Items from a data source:
==================================================
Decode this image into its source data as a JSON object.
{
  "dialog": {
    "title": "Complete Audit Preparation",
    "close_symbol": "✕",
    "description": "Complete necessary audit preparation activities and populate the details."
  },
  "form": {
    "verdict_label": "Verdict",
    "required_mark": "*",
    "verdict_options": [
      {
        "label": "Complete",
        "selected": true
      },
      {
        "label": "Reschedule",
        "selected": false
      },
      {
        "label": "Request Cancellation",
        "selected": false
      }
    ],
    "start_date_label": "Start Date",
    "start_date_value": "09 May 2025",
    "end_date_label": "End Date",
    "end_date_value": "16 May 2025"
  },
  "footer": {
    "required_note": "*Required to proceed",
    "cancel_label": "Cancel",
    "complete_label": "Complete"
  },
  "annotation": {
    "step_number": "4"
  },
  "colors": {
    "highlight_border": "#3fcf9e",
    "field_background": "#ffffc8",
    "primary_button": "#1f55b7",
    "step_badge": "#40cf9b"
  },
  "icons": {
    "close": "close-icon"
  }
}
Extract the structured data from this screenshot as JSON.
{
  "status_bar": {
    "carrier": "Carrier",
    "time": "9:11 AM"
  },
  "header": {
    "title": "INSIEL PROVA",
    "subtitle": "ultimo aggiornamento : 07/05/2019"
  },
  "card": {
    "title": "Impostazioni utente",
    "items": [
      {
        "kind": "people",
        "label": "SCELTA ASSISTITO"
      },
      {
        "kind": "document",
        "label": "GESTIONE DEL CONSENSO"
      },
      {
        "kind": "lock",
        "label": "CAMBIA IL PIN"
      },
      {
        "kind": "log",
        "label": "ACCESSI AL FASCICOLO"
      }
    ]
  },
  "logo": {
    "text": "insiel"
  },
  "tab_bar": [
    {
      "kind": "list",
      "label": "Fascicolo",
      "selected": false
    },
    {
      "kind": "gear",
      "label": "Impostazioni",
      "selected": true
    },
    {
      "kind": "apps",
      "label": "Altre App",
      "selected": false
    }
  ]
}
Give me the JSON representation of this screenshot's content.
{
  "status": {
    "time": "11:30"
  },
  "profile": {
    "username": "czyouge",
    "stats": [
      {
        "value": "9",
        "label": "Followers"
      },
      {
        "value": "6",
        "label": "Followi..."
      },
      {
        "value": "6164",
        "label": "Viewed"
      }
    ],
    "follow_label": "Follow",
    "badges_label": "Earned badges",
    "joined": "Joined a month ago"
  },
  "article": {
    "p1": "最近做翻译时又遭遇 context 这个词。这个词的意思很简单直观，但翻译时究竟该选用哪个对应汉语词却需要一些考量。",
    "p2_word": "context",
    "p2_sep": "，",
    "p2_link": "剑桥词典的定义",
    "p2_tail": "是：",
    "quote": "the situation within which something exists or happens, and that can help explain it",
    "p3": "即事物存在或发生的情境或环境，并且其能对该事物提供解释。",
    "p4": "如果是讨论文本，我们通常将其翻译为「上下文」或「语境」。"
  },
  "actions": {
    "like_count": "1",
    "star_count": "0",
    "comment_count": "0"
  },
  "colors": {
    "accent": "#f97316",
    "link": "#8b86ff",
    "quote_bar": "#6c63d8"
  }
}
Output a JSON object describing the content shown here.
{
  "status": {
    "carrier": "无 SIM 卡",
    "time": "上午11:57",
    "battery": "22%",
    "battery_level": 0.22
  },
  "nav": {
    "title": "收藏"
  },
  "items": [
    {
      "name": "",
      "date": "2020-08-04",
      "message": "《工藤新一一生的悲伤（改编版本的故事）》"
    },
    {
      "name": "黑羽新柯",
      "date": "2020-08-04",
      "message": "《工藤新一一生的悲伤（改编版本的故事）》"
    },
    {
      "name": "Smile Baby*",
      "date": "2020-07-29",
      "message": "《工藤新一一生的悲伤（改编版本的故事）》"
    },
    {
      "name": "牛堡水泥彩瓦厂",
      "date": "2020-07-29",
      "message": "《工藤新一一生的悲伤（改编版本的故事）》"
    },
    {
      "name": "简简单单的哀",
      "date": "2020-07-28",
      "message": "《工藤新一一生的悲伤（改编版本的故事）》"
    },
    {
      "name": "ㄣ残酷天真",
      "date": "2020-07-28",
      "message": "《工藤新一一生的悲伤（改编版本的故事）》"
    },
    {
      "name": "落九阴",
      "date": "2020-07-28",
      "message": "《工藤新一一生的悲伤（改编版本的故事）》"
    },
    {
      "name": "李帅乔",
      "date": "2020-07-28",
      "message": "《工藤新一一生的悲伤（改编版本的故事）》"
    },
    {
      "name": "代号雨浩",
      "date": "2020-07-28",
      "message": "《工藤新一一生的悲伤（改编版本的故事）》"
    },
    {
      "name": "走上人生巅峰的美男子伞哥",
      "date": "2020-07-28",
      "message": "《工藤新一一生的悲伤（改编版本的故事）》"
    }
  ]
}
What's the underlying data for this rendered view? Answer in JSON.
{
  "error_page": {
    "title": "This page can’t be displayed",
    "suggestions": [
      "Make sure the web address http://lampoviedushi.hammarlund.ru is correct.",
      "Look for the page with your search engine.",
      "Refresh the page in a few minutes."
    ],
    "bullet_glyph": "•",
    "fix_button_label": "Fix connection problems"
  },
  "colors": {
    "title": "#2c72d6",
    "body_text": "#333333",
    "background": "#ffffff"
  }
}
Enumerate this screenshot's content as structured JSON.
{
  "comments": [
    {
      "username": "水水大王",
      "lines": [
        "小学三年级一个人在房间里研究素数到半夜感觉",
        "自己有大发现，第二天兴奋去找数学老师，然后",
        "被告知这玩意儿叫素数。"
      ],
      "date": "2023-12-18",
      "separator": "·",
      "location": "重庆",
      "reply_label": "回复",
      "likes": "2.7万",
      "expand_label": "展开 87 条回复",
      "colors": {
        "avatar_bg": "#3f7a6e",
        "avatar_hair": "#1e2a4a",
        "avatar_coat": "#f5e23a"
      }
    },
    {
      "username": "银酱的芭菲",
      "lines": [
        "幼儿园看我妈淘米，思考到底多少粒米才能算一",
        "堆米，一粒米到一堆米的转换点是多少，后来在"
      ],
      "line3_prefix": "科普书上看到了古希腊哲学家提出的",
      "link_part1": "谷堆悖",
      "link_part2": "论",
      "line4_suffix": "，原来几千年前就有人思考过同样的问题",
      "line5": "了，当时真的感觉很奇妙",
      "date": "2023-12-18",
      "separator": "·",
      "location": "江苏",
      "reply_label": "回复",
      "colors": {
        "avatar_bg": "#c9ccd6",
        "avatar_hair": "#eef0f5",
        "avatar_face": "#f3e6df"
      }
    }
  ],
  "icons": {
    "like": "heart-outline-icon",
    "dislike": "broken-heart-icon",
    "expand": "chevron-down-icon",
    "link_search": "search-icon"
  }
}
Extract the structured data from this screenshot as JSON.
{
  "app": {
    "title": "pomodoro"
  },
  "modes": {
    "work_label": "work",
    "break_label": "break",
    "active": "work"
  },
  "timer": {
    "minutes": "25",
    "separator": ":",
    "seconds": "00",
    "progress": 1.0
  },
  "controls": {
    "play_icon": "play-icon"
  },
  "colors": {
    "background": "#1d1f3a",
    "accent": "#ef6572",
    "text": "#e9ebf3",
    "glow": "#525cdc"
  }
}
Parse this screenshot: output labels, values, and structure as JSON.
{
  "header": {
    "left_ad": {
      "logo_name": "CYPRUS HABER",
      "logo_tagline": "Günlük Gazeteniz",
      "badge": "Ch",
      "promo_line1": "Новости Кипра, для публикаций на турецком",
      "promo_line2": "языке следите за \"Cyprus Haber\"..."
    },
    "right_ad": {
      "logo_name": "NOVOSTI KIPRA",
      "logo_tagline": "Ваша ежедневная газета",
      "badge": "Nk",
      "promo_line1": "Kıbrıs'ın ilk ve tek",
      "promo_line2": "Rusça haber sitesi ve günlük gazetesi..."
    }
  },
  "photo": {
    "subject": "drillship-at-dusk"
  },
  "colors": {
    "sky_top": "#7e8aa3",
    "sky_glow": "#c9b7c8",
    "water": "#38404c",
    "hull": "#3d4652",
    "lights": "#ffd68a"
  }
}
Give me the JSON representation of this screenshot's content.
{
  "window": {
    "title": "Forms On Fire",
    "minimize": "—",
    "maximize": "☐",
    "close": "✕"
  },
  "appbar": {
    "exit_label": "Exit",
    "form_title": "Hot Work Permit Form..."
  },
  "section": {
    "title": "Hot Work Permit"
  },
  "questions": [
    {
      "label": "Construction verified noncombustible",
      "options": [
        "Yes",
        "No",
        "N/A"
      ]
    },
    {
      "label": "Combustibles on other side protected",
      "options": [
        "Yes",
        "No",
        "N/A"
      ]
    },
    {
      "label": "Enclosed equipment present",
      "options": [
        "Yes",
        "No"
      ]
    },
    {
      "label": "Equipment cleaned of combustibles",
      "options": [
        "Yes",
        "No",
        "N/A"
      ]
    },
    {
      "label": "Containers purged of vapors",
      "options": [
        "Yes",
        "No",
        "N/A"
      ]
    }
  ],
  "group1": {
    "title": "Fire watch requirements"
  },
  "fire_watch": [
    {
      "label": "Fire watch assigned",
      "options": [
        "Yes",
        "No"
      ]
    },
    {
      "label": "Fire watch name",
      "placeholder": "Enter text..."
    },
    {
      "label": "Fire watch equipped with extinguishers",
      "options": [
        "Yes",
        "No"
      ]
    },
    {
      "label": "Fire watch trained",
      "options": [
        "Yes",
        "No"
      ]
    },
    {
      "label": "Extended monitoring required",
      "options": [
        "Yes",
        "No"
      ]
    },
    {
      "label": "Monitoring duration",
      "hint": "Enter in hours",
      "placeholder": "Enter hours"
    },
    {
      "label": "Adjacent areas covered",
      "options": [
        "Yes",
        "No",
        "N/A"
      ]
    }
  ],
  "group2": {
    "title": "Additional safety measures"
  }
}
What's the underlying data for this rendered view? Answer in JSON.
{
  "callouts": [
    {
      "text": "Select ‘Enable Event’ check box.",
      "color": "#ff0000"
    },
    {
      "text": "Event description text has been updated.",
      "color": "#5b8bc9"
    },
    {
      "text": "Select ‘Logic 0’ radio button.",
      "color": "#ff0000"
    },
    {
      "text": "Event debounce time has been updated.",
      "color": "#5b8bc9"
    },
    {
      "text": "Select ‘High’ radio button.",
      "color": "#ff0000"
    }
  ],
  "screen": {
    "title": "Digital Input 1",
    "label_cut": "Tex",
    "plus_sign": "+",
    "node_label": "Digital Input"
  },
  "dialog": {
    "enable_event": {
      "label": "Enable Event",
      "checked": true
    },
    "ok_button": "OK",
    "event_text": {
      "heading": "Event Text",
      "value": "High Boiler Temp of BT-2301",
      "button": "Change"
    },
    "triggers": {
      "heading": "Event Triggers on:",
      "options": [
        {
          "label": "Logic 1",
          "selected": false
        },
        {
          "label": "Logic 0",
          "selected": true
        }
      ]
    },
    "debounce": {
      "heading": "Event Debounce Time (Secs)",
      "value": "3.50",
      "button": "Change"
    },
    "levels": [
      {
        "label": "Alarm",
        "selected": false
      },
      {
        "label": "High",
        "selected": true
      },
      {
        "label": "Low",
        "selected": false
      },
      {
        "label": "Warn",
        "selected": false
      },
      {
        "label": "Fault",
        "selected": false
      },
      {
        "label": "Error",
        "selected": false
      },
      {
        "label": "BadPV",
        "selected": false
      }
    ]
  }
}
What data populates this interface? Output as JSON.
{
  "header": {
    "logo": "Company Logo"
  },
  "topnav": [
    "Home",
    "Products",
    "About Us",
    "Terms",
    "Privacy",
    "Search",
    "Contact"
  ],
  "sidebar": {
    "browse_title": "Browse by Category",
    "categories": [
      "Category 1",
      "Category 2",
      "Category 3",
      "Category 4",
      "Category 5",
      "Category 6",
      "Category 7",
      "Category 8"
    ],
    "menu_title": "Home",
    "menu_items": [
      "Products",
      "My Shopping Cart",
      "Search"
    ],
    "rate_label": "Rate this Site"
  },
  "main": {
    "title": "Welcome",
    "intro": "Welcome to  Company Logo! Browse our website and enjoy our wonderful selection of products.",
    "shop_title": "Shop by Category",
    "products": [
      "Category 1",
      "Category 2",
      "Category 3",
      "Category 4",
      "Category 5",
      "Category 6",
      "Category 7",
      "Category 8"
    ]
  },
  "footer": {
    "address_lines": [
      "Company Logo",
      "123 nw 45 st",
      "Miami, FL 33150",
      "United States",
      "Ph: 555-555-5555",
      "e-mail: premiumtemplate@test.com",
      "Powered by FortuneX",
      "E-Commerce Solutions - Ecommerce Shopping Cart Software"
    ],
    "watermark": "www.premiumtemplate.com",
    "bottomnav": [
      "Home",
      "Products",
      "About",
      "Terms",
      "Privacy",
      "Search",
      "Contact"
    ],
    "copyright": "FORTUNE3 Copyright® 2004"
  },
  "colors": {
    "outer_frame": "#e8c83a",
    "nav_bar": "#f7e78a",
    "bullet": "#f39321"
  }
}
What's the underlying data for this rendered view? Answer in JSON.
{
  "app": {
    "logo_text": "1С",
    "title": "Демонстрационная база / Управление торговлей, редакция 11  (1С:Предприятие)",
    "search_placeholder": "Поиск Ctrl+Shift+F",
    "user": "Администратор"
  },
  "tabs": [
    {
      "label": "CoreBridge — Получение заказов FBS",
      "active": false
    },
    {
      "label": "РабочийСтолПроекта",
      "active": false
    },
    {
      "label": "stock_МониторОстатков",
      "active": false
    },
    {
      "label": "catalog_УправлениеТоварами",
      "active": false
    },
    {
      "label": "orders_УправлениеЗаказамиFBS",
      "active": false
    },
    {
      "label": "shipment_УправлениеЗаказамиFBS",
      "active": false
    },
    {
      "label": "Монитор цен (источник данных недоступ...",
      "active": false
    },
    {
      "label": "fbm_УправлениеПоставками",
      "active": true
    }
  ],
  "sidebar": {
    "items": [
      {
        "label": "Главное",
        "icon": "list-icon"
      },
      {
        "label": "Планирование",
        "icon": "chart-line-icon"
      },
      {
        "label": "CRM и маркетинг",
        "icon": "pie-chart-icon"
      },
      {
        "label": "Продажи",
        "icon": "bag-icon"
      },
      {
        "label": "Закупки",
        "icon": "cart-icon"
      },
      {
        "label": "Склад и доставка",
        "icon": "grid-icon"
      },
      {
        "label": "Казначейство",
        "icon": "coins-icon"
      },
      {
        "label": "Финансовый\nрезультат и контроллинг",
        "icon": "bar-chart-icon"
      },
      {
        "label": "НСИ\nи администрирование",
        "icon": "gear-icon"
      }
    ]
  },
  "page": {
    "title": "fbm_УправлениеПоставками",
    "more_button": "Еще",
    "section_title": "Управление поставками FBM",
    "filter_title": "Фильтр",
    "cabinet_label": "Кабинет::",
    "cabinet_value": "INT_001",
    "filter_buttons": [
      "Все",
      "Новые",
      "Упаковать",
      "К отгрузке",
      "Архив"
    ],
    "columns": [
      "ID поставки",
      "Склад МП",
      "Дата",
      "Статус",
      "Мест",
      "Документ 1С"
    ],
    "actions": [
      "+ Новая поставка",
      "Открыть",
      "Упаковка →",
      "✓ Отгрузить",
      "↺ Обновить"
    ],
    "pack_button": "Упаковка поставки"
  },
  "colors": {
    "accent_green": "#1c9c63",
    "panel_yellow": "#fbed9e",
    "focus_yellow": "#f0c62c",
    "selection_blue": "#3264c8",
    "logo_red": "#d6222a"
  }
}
==================================================
== Exercise ==
Check each line above for the string "minutes", then copy the ones that have it.

== Result for this task ==
      "Refresh the page in a few minutes."
    "minutes": "25",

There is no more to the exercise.